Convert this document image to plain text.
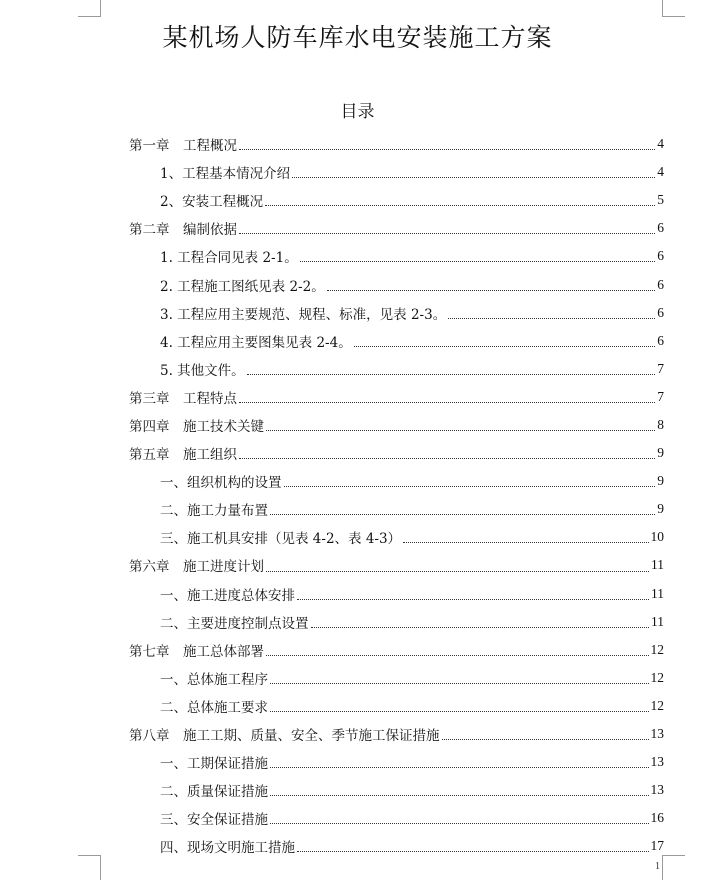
某机场人防车库水电安装施工方案
目录
第一章　工程概况	4
1、工程基本情况介绍	4
2、安装工程概况	5
第二章　编制依据	6
1. 工程合同见表 2-1。	6
2. 工程施工图纸见表 2-2。	6
3. 工程应用主要规范、规程、标准，见表 2-3。	6
4. 工程应用主要图集见表 2-4。	6
5. 其他文件。	7
第三章　工程特点	7
第四章　施工技术关键	8
第五章　施工组织	9
一、组织机构的设置	9
二、施工力量布置	9
三、施工机具安排（见表 4-2、表 4-3）	10
第六章　施工进度计划	11
一、施工进度总体安排	11
二、主要进度控制点设置	11
第七章　施工总体部署	12
一、总体施工程序	12
二、总体施工要求	12
第八章　施工工期、质量、安全、季节施工保证措施	13
一、工期保证措施	13
二、质量保证措施	13
三、安全保证措施	16
四、现场文明施工措施	17
1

-*-

• _Instructions for the task_:
Reproduce all the records verbatim, excluding images.

• _Right answer_:
Convert this document image to plain text.
某机场人防车库水电安装施工方案
目录
第一章　工程概况	4
1、工程基本情况介绍	4
2、安装工程概况	5
第二章　编制依据	6
1. 工程合同见表 2-1。	6
2. 工程施工图纸见表 2-2。	6
3. 工程应用主要规范、规程、标准，见表 2-3。	6
4. 工程应用主要图集见表 2-4。	6
5. 其他文件。	7
第三章　工程特点	7
第四章　施工技术关键	8
第五章　施工组织	9
一、组织机构的设置	9
二、施工力量布置	9
三、施工机具安排（见表 4-2、表 4-3）	10
第六章　施工进度计划	11
一、施工进度总体安排	11
二、主要进度控制点设置	11
第七章　施工总体部署	12
一、总体施工程序	12
二、总体施工要求	12
第八章　施工工期、质量、安全、季节施工保证措施	13
一、工期保证措施	13
二、质量保证措施	13
三、安全保证措施	16
四、现场文明施工措施	17
1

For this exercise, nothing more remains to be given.